Retype all of the listing exactly, passing over any picture you find.
[start of DATA FOR THIS TASK]
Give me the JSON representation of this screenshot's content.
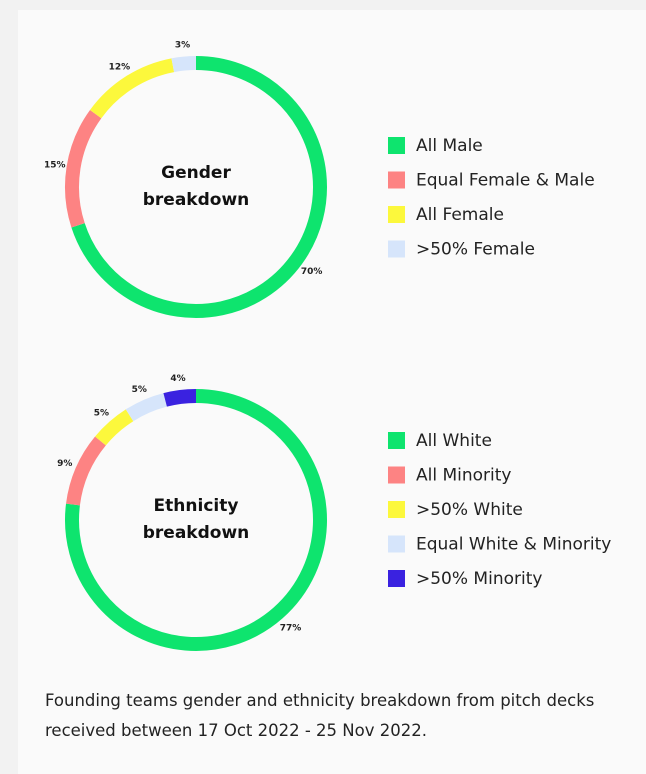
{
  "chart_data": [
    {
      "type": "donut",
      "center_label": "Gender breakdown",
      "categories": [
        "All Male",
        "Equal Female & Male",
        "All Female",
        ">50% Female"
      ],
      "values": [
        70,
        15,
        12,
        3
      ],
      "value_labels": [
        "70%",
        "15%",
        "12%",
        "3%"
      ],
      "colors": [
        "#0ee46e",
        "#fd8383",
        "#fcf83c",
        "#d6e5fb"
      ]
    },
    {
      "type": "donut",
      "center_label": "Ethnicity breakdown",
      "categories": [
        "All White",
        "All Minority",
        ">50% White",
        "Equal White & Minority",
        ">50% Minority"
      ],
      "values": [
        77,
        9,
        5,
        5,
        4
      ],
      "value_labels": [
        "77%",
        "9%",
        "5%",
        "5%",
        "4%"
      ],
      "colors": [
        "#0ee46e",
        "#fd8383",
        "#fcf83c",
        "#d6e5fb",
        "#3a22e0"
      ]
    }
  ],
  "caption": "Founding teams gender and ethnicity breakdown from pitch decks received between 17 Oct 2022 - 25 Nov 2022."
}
[end of DATA FOR THIS TASK]
* SOLUTION TO THIS TASK:
Give me the JSON representation of this screenshot's content.
{
  "chart_data": [
    {
      "type": "donut",
      "center_label": "Gender breakdown",
      "categories": [
        "All Male",
        "Equal Female & Male",
        "All Female",
        ">50% Female"
      ],
      "values": [
        70,
        15,
        12,
        3
      ],
      "value_labels": [
        "70%",
        "15%",
        "12%",
        "3%"
      ],
      "colors": [
        "#0ee46e",
        "#fd8383",
        "#fcf83c",
        "#d6e5fb"
      ]
    },
    {
      "type": "donut",
      "center_label": "Ethnicity breakdown",
      "categories": [
        "All White",
        "All Minority",
        ">50% White",
        "Equal White & Minority",
        ">50% Minority"
      ],
      "values": [
        77,
        9,
        5,
        5,
        4
      ],
      "value_labels": [
        "77%",
        "9%",
        "5%",
        "5%",
        "4%"
      ],
      "colors": [
        "#0ee46e",
        "#fd8383",
        "#fcf83c",
        "#d6e5fb",
        "#3a22e0"
      ]
    }
  ],
  "caption": "Founding teams gender and ethnicity breakdown from pitch decks received between 17 Oct 2022 - 25 Nov 2022."
}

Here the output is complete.